▶ Instructions to follow
Pull every line with the word "Canadian" out of the entries below.

== Records provided

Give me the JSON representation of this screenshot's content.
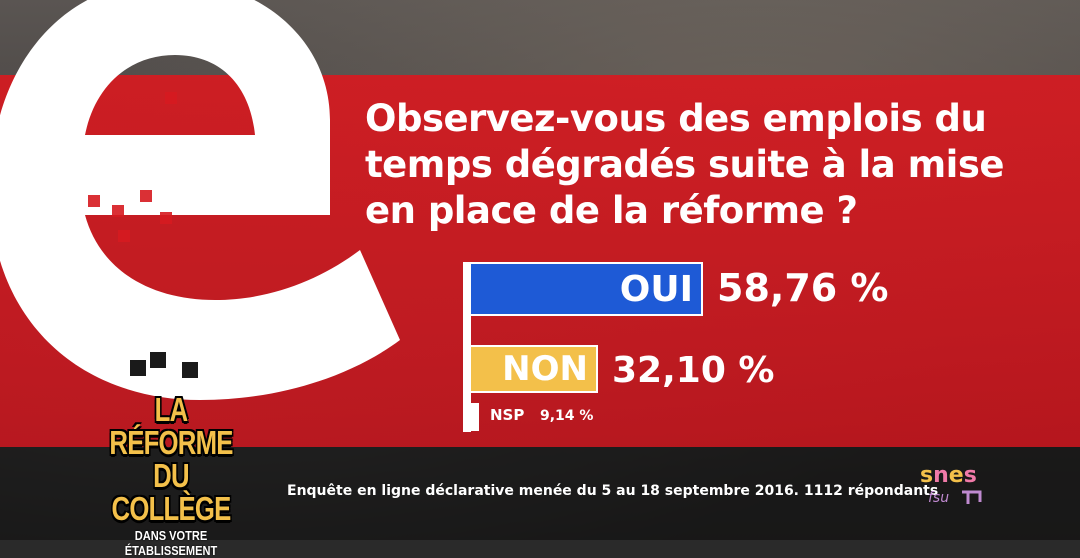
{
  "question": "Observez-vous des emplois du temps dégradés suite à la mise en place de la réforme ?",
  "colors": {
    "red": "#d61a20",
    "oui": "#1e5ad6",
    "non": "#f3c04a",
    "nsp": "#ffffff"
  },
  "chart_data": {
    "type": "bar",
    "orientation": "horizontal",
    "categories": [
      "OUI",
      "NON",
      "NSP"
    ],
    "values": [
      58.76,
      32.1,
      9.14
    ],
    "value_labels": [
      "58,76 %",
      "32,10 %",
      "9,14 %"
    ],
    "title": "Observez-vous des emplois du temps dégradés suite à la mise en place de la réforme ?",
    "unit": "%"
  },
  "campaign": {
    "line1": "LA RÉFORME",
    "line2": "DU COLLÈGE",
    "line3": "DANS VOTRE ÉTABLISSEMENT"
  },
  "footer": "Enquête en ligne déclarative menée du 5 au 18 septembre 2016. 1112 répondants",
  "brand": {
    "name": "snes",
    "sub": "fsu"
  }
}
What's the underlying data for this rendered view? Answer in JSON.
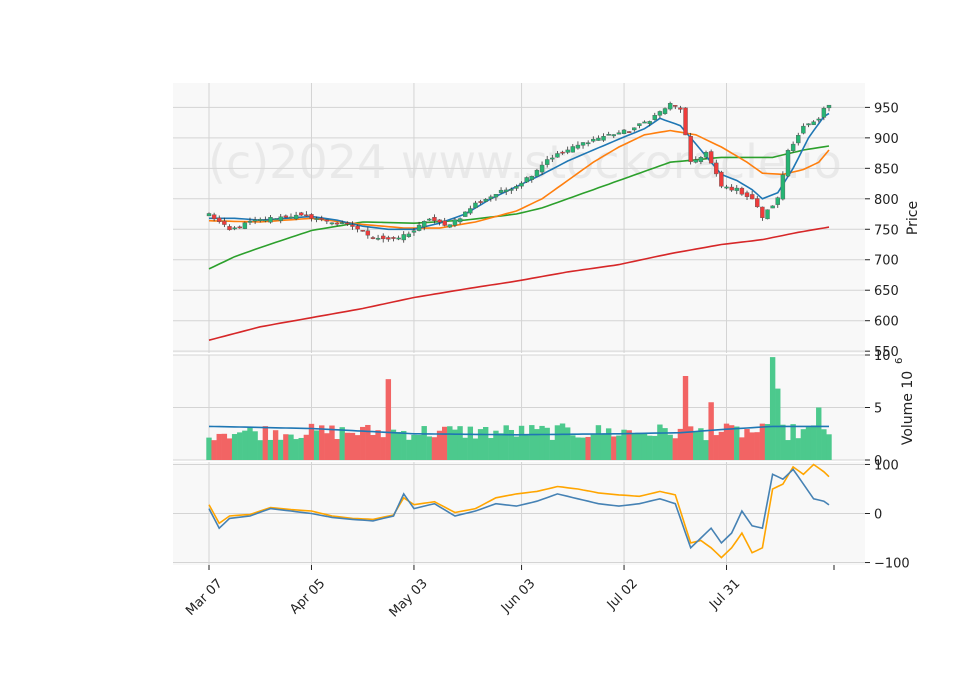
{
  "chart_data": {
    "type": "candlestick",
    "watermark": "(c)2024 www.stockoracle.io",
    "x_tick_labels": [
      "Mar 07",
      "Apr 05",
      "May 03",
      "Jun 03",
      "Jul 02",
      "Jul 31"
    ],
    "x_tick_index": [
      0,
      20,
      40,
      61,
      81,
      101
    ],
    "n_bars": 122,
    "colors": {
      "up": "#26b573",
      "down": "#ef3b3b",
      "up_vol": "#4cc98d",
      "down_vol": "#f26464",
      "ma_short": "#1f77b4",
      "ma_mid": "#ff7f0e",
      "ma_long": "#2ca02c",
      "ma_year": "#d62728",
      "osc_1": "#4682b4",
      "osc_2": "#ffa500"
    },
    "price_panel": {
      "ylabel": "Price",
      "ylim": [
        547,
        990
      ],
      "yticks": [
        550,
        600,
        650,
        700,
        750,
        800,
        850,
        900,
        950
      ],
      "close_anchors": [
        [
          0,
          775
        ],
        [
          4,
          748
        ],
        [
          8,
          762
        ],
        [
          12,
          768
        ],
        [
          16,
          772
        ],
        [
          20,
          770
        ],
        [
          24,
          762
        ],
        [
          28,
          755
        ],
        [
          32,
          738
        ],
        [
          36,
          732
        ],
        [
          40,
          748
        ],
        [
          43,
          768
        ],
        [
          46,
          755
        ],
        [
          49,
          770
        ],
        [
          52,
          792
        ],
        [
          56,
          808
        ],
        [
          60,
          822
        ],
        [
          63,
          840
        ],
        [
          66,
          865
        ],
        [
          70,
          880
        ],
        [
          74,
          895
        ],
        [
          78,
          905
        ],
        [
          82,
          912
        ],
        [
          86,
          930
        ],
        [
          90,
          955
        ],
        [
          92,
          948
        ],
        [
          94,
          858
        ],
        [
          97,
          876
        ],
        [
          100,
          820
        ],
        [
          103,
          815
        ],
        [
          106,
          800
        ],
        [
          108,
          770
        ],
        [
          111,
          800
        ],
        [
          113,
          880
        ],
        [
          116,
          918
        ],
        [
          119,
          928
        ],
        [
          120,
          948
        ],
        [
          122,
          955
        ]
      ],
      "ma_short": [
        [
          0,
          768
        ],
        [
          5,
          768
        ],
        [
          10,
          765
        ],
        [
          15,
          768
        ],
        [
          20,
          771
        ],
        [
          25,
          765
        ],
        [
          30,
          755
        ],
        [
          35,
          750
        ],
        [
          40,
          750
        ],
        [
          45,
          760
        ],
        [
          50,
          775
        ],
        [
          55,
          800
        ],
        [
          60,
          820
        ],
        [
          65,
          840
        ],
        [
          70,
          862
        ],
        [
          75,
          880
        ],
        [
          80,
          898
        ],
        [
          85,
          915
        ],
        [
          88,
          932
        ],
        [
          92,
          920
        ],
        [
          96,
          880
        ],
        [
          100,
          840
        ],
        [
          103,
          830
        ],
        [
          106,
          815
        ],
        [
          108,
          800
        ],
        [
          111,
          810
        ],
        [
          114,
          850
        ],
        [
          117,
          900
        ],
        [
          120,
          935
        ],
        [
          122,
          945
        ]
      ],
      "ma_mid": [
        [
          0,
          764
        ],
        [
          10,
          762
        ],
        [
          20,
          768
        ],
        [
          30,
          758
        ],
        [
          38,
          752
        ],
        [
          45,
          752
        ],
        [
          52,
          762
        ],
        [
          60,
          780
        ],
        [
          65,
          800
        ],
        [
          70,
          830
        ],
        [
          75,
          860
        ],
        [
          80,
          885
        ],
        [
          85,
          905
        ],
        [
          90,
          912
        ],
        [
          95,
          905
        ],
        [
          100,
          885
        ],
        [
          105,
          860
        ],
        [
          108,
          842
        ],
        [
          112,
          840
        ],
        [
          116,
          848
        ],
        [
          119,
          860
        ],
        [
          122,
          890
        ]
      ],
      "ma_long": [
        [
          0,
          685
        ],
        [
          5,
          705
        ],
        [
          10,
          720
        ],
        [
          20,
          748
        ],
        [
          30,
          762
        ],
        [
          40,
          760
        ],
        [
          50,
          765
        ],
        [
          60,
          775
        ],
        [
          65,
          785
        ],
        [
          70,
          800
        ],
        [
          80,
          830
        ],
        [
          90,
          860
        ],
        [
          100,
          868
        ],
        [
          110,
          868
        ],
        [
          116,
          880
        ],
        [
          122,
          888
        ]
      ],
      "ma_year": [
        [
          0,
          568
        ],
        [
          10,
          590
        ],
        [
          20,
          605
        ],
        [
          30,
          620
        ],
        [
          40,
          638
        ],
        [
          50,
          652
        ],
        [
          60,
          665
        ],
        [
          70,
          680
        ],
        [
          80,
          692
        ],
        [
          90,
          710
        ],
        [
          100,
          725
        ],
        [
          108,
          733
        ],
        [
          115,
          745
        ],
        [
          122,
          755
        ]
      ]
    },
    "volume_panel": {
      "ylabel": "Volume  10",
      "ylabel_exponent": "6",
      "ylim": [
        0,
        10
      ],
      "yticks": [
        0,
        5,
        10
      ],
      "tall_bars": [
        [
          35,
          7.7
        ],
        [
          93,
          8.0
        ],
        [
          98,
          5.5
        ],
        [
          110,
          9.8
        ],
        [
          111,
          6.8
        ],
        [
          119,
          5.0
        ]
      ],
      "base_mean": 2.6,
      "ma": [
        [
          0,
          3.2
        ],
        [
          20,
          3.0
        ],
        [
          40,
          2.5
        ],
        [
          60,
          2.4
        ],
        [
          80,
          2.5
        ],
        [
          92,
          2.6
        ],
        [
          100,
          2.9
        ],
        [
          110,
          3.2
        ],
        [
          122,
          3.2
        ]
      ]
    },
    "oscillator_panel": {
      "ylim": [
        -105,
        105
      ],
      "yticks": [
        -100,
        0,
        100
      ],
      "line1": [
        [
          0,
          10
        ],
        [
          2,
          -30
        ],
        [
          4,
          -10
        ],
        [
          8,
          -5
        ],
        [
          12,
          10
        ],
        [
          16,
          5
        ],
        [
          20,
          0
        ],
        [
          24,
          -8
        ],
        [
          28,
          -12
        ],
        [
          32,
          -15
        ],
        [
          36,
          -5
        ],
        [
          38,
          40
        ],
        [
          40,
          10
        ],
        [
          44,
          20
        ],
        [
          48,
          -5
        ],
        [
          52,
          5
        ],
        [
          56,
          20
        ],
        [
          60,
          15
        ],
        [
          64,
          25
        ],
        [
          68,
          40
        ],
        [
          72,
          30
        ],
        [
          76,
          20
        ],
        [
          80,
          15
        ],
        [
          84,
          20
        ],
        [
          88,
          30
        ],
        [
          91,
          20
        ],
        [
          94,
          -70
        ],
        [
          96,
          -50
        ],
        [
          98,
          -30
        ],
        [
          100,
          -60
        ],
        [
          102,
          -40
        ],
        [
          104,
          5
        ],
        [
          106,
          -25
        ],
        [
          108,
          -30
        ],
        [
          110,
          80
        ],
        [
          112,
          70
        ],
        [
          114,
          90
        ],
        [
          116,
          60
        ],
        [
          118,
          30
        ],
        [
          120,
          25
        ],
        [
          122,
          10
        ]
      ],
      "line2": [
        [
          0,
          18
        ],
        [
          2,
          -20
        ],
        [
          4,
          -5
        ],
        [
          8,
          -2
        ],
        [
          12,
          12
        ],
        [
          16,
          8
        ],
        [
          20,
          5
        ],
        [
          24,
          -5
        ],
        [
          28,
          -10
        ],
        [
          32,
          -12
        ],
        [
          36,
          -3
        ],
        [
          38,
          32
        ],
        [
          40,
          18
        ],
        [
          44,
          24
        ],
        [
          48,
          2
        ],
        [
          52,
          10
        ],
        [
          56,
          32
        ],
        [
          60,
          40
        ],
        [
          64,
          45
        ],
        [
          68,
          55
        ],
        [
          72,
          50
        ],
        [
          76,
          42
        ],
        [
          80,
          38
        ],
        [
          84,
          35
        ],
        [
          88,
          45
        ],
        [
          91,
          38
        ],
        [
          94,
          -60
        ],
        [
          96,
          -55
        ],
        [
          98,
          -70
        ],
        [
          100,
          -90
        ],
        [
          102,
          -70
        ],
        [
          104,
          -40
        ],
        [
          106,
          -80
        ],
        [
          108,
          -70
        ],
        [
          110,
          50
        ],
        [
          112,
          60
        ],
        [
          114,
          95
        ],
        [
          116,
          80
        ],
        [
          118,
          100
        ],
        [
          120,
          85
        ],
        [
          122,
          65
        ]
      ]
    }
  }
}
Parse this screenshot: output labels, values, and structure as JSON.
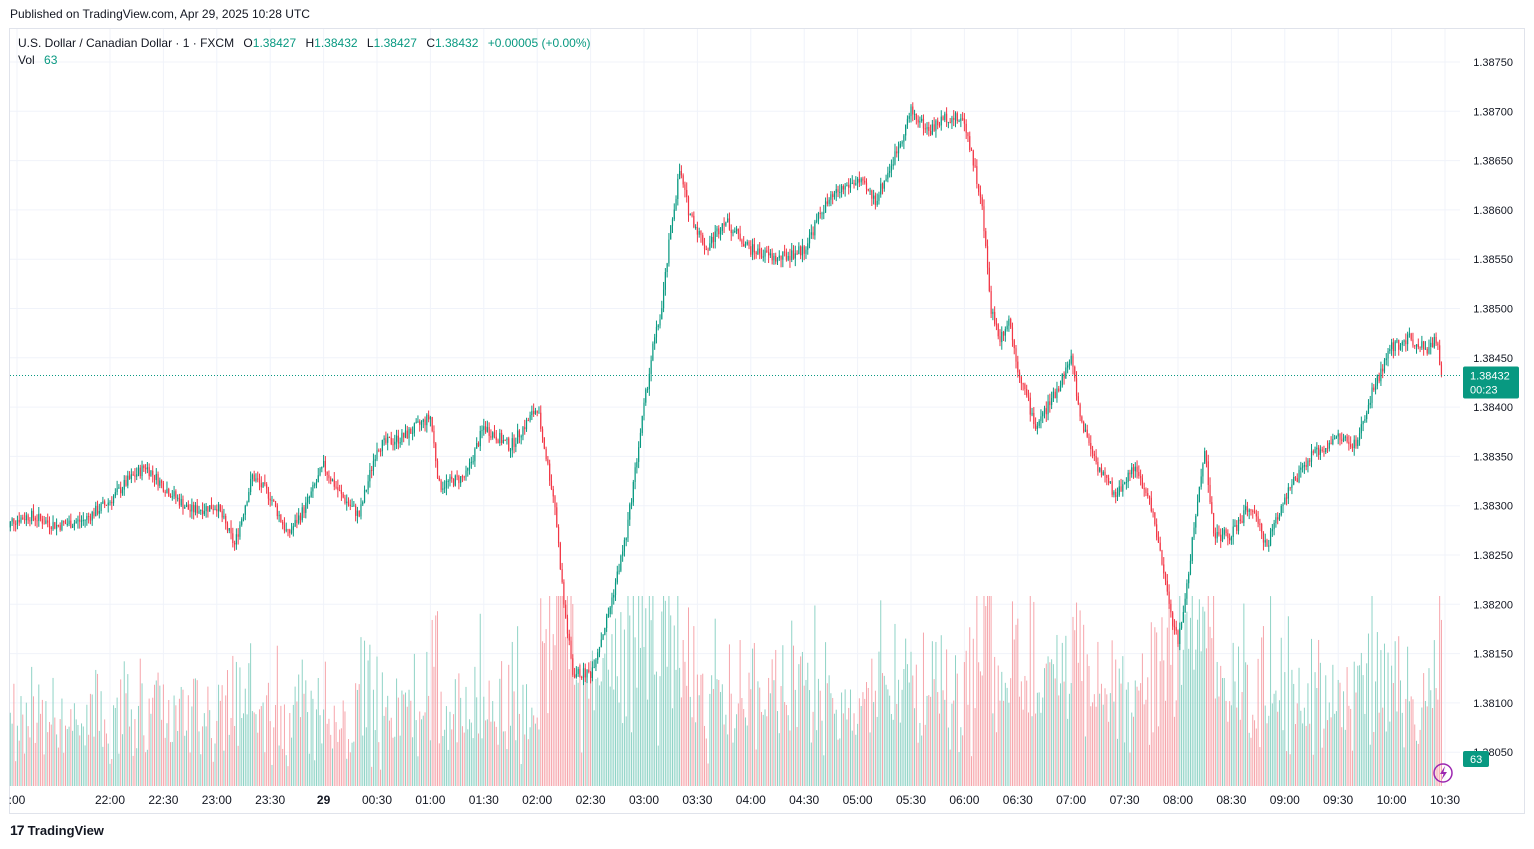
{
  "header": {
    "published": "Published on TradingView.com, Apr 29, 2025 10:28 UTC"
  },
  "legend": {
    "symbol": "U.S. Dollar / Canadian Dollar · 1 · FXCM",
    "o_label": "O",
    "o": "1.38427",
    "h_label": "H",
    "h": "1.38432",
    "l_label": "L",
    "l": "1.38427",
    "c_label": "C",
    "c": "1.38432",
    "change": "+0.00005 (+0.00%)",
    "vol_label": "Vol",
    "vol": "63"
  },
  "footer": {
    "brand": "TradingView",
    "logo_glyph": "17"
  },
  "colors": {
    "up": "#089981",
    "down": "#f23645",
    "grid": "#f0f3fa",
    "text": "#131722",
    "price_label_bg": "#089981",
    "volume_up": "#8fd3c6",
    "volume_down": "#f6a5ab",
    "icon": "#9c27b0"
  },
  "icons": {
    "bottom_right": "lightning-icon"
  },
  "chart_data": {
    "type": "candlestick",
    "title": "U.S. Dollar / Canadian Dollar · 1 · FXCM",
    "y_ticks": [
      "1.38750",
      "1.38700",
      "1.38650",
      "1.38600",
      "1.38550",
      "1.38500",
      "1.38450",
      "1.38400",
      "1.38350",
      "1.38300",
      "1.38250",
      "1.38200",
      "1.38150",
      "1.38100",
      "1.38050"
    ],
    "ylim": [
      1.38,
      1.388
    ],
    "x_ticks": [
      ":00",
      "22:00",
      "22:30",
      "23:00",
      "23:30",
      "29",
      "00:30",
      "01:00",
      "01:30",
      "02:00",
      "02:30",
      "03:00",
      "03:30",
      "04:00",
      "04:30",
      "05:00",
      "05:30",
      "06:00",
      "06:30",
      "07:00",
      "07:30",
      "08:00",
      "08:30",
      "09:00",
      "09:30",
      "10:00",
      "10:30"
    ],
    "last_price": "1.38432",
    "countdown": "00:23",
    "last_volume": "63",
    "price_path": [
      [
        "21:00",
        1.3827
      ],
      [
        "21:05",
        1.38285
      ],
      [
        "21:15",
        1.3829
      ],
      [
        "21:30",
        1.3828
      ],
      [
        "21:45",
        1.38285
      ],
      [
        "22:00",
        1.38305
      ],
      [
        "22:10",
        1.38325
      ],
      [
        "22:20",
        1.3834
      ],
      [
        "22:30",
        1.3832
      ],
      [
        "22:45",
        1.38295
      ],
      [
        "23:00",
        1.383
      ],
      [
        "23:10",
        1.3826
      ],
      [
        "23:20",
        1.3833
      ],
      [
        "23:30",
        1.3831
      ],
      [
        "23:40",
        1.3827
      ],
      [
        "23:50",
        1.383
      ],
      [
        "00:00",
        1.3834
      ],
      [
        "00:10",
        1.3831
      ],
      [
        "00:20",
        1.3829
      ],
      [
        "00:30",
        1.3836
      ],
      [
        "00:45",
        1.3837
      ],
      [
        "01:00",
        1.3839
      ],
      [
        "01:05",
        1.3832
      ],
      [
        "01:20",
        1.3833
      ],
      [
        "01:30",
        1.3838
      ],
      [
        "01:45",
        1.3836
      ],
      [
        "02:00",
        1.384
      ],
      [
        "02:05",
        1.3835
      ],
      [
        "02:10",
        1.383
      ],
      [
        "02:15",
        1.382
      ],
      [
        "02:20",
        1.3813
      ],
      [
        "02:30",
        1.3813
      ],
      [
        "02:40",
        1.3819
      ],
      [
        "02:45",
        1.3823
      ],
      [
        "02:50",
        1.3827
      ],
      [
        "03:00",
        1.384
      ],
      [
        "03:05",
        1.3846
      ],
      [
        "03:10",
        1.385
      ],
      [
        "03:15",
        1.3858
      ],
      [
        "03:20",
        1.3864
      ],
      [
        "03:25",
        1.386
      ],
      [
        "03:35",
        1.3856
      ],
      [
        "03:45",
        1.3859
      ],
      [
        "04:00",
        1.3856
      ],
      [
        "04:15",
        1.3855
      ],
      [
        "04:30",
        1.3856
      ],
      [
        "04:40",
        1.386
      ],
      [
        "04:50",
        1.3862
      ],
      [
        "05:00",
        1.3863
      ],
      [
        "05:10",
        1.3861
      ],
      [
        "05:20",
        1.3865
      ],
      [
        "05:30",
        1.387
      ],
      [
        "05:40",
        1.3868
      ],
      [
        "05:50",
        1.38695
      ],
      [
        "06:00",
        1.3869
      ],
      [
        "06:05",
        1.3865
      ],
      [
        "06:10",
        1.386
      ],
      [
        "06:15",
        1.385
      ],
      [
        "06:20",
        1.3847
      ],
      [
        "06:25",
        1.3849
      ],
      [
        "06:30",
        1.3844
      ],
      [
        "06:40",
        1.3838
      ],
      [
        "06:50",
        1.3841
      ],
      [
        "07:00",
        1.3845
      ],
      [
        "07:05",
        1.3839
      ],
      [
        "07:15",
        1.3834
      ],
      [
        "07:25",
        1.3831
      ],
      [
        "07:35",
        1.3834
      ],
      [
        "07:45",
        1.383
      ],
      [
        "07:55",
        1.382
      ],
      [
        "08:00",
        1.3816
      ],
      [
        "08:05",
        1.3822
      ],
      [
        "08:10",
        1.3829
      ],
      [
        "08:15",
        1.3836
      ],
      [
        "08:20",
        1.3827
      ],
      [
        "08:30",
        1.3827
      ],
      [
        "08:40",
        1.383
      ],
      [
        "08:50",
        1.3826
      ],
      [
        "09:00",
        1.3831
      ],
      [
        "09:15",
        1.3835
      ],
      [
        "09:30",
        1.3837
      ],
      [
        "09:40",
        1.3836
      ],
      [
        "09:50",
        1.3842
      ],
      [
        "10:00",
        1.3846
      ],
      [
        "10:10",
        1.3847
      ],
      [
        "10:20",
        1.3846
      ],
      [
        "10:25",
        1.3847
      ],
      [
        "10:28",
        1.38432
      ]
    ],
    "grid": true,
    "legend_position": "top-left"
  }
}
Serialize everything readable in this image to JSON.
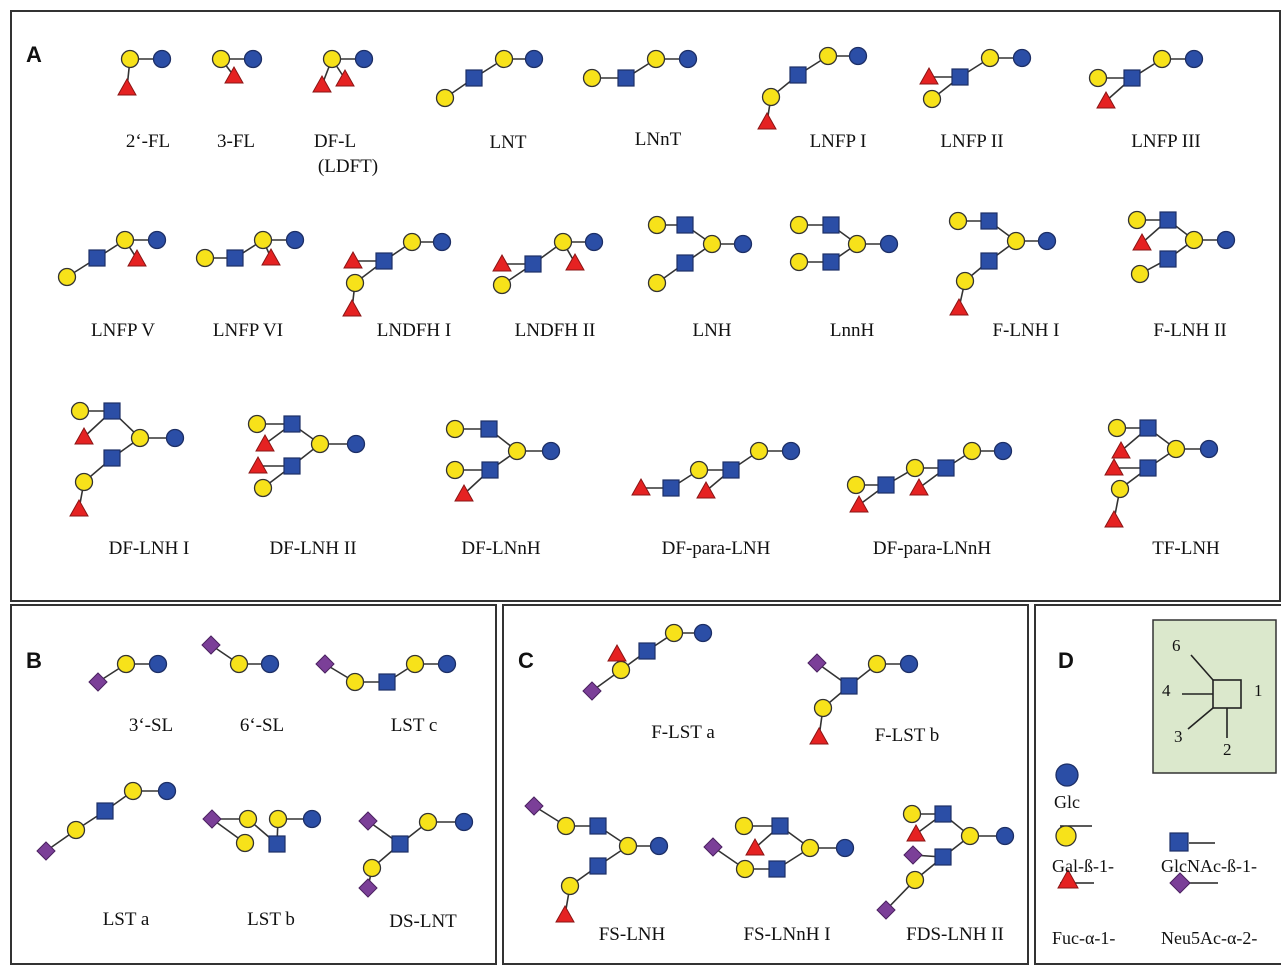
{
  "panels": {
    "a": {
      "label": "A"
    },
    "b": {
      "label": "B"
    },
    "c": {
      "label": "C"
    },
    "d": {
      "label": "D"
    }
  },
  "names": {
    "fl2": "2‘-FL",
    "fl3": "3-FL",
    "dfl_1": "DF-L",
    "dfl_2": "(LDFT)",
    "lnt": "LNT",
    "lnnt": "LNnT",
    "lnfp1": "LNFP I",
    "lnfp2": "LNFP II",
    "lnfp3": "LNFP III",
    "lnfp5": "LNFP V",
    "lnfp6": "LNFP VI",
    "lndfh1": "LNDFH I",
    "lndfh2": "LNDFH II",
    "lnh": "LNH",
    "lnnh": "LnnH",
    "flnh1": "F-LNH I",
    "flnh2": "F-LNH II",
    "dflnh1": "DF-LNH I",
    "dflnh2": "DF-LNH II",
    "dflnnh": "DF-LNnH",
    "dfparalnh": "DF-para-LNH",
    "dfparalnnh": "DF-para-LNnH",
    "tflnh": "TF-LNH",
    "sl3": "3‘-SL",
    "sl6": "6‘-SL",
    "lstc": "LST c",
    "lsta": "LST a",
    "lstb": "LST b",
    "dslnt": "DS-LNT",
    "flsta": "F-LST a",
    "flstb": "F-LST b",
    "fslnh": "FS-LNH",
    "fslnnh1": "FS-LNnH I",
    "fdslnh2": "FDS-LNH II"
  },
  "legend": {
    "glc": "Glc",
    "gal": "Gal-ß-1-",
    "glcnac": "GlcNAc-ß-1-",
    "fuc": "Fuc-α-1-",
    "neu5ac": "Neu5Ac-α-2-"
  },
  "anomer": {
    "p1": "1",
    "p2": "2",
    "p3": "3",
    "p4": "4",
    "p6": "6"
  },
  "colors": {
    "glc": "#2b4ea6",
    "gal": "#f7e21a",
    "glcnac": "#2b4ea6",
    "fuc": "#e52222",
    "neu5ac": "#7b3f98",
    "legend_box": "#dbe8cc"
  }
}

====

▶ Answer to this problem
    "symbol": "U.S. Dollar / Canadian Dollar · 1 · FXCM",
    "title": "U.S. Dollar / Canadian Dollar · 1 · FXCM",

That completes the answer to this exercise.